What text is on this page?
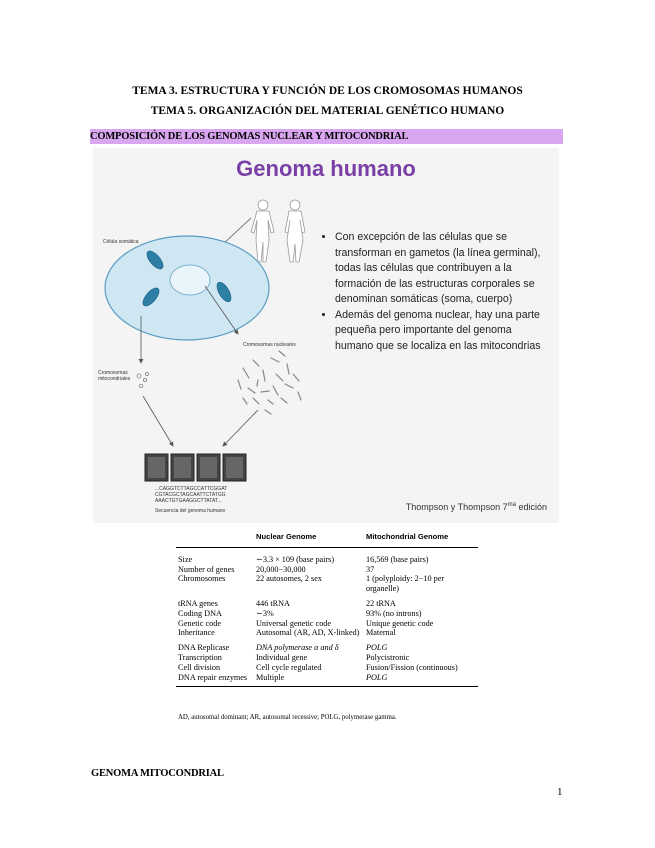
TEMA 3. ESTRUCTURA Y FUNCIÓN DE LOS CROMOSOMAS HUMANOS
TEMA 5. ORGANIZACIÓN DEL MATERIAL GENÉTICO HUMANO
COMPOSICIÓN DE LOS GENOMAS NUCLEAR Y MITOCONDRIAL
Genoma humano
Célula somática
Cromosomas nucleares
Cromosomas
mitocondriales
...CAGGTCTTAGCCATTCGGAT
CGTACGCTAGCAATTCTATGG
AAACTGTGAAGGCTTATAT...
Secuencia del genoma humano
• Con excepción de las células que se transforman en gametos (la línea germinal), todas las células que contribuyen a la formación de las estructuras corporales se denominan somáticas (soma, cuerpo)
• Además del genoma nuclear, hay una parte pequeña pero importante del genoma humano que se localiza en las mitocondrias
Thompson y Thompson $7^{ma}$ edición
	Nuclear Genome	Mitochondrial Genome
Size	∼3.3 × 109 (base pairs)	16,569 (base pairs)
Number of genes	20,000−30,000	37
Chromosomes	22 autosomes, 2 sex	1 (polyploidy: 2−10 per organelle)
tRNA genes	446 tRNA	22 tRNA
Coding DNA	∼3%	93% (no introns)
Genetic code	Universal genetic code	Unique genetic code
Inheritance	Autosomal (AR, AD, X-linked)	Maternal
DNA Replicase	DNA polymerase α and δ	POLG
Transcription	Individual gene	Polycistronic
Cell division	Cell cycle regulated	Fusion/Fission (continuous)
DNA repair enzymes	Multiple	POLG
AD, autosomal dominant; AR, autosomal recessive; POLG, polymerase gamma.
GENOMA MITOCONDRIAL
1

...

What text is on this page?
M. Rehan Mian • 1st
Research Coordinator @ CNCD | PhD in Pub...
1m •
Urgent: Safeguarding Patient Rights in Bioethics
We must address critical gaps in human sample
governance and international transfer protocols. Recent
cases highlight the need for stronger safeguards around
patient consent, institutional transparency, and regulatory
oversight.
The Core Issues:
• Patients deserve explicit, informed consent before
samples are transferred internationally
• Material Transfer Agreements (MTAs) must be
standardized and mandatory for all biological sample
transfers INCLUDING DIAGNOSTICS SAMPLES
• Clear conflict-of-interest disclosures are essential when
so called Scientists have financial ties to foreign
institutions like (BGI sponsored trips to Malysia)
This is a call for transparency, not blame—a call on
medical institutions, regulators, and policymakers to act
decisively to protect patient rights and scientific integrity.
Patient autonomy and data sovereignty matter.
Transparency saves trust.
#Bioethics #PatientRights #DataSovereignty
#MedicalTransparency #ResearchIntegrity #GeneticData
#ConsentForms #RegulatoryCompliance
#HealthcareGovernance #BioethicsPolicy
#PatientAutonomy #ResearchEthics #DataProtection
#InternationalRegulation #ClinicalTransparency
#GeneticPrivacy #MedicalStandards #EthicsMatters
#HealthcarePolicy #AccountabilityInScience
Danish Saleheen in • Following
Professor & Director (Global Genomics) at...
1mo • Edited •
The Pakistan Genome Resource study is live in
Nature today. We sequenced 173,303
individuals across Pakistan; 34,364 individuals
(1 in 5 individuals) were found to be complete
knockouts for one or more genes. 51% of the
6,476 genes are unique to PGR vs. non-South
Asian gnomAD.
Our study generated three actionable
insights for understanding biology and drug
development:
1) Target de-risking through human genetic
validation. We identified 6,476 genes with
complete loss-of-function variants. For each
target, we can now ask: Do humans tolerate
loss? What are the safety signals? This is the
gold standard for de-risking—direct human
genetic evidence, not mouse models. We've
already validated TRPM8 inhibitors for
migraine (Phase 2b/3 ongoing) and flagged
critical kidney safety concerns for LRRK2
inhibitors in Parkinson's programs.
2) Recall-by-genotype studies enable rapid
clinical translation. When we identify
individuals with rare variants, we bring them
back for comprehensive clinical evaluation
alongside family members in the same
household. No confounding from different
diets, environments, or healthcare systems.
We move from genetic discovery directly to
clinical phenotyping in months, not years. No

Your assignment:
Among the records, count every line where "POLG" appears. Reply with the total alone.

Exercise response:
3